━━ Trecho selecionado

O Salmo 69, que é messiânico, não usa o versículo 8 para aplicá-lo  Jesus, o que mostra que Maria não teve filhos. Do contrário, esse versículo seria totalmente apropriado.

O texto de João 2, 16 é o texto do Salmo 69, 9. O texto de João 15, 25 é citação do Salmo 69, 4. São João escreve: “para que se cumpra a Palavra”, e cita o Salmo. Em João 2, 17 os discípulos lembraram do que está escrito: O zelo pela tua casa me consome, que é o Salmo 69, 10. Para o verso 8 não há nada.

“Lembraram-se então os seus discípulos do que está escrito: O zelo da tua casa me consome” (João 2,17). Salmo 69, 10: “É que o zelo de vossa casa me consumiu, e os insultos dos que vos ultrajam caíram sobre mim”.

“Salmo 69, 5: Mais numerosos que os cabelos de minha cabeça são os que me detestam sem razão. São mais fortes que meus ossos os meus injustos inimigos. Porventura posso restituir o que não roubei?”

“Mas foi para que se cumpra a palavra que está escrita na sua Lei: Odiaram-se sem motivo” (João 15, 25)

Salmo 69, 9: Tornei-me um estranho para meus irmãos, um desconhecido para os filhos de minha mãe. Nenhum versículo do Novo Testamento possui essas palavras. Assim, o Salmo não fala de Maria, não fala de irmãos de Jesus.

 

3º) Tiago

O apologista distingue os textos de:

Mateus 10, 2

Mateus 10, 3

Mateus 13, 55 e Gálatas 1, 19

Mateus 27, 55-56

Lucas 6, 16

Com isso, seriam pelo menos cinco homens com o nome de Tiago.

No entanto, Tiago menor é o mesmo em 5 textos citados: o mesmo Tiago está em Mateus 10, 3, Mateus 13, 55, Gálatas 1, 19, Mateus 27, 55-56 e Lucas 6, 16.

Portanto, há dois Tiago: o filho de Alfeu e o filho de Zebedeu. O filho de Alfeu é o irmão Judas.

━━━━
━━ Registros de dados

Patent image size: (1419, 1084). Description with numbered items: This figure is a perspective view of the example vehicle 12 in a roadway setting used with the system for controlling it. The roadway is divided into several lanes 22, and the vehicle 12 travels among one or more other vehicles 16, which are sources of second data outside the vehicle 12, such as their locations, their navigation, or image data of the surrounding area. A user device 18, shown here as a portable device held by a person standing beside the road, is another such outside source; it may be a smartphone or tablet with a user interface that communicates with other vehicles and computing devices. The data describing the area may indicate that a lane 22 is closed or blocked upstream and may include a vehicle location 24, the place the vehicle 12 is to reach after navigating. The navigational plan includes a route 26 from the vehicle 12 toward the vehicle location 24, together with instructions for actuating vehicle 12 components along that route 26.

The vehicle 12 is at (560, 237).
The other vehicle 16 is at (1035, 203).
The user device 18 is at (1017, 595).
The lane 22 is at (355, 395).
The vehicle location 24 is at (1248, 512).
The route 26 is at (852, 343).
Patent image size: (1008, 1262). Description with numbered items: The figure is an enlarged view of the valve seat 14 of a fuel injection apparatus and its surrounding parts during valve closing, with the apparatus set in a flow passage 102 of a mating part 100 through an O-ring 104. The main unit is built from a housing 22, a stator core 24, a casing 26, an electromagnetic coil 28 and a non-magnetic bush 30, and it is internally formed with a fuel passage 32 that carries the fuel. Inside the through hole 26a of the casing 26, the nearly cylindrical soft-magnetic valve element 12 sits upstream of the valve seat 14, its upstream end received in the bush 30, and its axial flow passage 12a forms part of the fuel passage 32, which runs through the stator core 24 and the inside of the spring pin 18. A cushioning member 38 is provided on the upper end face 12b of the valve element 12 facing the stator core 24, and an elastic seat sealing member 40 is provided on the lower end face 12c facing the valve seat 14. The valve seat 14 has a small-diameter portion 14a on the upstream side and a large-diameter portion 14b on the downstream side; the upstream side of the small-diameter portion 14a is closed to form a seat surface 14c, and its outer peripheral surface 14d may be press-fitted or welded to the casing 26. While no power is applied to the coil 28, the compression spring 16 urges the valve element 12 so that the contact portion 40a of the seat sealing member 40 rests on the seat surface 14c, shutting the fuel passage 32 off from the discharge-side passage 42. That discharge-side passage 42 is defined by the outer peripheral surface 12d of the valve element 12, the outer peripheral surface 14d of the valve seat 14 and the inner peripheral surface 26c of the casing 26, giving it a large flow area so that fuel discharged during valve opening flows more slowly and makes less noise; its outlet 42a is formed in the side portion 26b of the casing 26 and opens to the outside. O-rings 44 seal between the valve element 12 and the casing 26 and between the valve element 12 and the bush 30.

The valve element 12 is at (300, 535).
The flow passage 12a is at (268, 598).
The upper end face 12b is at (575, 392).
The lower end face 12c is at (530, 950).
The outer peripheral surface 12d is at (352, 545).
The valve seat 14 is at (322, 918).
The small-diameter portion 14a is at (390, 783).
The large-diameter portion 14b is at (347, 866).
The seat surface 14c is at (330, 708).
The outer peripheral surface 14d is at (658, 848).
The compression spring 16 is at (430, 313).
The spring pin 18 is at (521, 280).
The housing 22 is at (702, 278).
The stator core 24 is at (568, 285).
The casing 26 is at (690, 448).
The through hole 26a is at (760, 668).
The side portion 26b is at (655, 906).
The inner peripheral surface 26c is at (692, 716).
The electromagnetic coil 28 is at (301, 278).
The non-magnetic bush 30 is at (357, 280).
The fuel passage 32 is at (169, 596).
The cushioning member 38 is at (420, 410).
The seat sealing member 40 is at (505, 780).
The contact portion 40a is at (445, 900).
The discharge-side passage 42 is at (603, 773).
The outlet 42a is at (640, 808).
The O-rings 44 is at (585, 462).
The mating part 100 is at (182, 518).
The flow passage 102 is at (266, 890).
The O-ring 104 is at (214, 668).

━━━━

(Enunciado 1) Transcreva do trecho selecionado a passagem que vai de "Com isso, seriam" até "Lucas 6, 16.".
(Enunciado 2) Segundo o trecho selecionado, de quem é filho cada um dos dois Tiagos?
Os registros não guardam relação alguma com o trecho.

(Resolução 1)
Com isso, seriam pelo menos cinco homens com o nome de Tiago.

No entanto, Tiago menor é o mesmo em 5 textos citados: o mesmo Tiago está em Mateus 10, 3, Mateus 13, 55, Gálatas 1, 19, Mateus 27, 55-56 e Lucas 6, 16.

(Resolução 2) Um é filho de Alfeu e o outro, filho de Zebedeu.